> _Work instructions_
Reproduce the records below exactly as given.

Figure content listings:
━━━━━━━━
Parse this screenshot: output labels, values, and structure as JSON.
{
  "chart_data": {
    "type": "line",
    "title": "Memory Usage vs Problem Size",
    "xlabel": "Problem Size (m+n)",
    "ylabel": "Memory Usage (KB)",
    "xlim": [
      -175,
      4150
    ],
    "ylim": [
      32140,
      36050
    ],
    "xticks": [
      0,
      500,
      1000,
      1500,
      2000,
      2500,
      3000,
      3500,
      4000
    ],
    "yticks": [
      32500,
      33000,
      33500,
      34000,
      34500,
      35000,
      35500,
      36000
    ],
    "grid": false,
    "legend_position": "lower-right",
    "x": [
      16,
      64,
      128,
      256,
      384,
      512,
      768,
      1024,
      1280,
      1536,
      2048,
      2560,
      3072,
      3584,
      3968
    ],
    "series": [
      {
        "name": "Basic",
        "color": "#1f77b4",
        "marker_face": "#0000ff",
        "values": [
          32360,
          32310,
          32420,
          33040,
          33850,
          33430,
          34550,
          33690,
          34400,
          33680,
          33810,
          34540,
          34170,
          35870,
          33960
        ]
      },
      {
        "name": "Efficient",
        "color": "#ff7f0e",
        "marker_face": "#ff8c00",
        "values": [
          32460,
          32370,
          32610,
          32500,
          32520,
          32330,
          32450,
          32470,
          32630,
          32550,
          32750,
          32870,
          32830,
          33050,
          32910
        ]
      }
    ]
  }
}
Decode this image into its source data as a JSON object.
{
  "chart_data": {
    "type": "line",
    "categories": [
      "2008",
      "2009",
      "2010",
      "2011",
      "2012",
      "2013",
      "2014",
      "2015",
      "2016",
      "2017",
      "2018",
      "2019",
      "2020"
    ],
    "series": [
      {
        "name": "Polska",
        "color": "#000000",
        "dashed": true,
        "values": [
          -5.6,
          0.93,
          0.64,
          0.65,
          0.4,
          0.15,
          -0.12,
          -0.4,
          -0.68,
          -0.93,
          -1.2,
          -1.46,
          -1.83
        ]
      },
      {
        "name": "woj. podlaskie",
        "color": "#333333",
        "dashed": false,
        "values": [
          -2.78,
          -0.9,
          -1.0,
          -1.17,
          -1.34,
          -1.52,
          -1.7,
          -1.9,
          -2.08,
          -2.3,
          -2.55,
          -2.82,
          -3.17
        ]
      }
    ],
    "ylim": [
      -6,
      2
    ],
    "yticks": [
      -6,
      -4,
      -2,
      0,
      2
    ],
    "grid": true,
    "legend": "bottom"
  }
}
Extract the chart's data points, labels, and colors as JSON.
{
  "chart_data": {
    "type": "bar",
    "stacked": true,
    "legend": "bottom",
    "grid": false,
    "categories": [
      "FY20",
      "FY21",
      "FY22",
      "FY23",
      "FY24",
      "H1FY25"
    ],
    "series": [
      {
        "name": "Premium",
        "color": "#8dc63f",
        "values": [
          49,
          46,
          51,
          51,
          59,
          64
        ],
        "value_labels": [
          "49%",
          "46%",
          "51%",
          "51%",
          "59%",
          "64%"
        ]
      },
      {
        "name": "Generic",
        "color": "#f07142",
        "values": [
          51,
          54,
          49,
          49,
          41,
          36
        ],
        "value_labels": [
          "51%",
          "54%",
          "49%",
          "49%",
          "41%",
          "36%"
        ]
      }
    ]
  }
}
━━━━━━━━
> _Result of this exercise_
Parse this screenshot: output labels, values, and structure as JSON.
{
  "chart_data": {
    "type": "line",
    "title": "Memory Usage vs Problem Size",
    "xlabel": "Problem Size (m+n)",
    "ylabel": "Memory Usage (KB)",
    "xlim": [
      -175,
      4150
    ],
    "ylim": [
      32140,
      36050
    ],
    "xticks": [
      0,
      500,
      1000,
      1500,
      2000,
      2500,
      3000,
      3500,
      4000
    ],
    "yticks": [
      32500,
      33000,
      33500,
      34000,
      34500,
      35000,
      35500,
      36000
    ],
    "grid": false,
    "legend_position": "lower-right",
    "x": [
      16,
      64,
      128,
      256,
      384,
      512,
      768,
      1024,
      1280,
      1536,
      2048,
      2560,
      3072,
      3584,
      3968
    ],
    "series": [
      {
        "name": "Basic",
        "color": "#1f77b4",
        "marker_face": "#0000ff",
        "values": [
          32360,
          32310,
          32420,
          33040,
          33850,
          33430,
          34550,
          33690,
          34400,
          33680,
          33810,
          34540,
          34170,
          35870,
          33960
        ]
      },
      {
        "name": "Efficient",
        "color": "#ff7f0e",
        "marker_face": "#ff8c00",
        "values": [
          32460,
          32370,
          32610,
          32500,
          32520,
          32330,
          32450,
          32470,
          32630,
          32550,
          32750,
          32870,
          32830,
          33050,
          32910
        ]
      }
    ]
  }
}
Decode this image into its source data as a JSON object.
{
  "chart_data": {
    "type": "line",
    "categories": [
      "2008",
      "2009",
      "2010",
      "2011",
      "2012",
      "2013",
      "2014",
      "2015",
      "2016",
      "2017",
      "2018",
      "2019",
      "2020"
    ],
    "series": [
      {
        "name": "Polska",
        "color": "#000000",
        "dashed": true,
        "values": [
          -5.6,
          0.93,
          0.64,
          0.65,
          0.4,
          0.15,
          -0.12,
          -0.4,
          -0.68,
          -0.93,
          -1.2,
          -1.46,
          -1.83
        ]
      },
      {
        "name": "woj. podlaskie",
        "color": "#333333",
        "dashed": false,
        "values": [
          -2.78,
          -0.9,
          -1.0,
          -1.17,
          -1.34,
          -1.52,
          -1.7,
          -1.9,
          -2.08,
          -2.3,
          -2.55,
          -2.82,
          -3.17
        ]
      }
    ],
    "ylim": [
      -6,
      2
    ],
    "yticks": [
      -6,
      -4,
      -2,
      0,
      2
    ],
    "grid": true,
    "legend": "bottom"
  }
}
Extract the chart's data points, labels, and colors as JSON.
{
  "chart_data": {
    "type": "bar",
    "stacked": true,
    "legend": "bottom",
    "grid": false,
    "categories": [
      "FY20",
      "FY21",
      "FY22",
      "FY23",
      "FY24",
      "H1FY25"
    ],
    "series": [
      {
        "name": "Premium",
        "color": "#8dc63f",
        "values": [
          49,
          46,
          51,
          51,
          59,
          64
        ],
        "value_labels": [
          "49%",
          "46%",
          "51%",
          "51%",
          "59%",
          "64%"
        ]
      },
      {
        "name": "Generic",
        "color": "#f07142",
        "values": [
          51,
          54,
          49,
          49,
          41,
          36
        ],
        "value_labels": [
          "51%",
          "54%",
          "49%",
          "49%",
          "41%",
          "36%"
        ]
      }
    ]
  }
}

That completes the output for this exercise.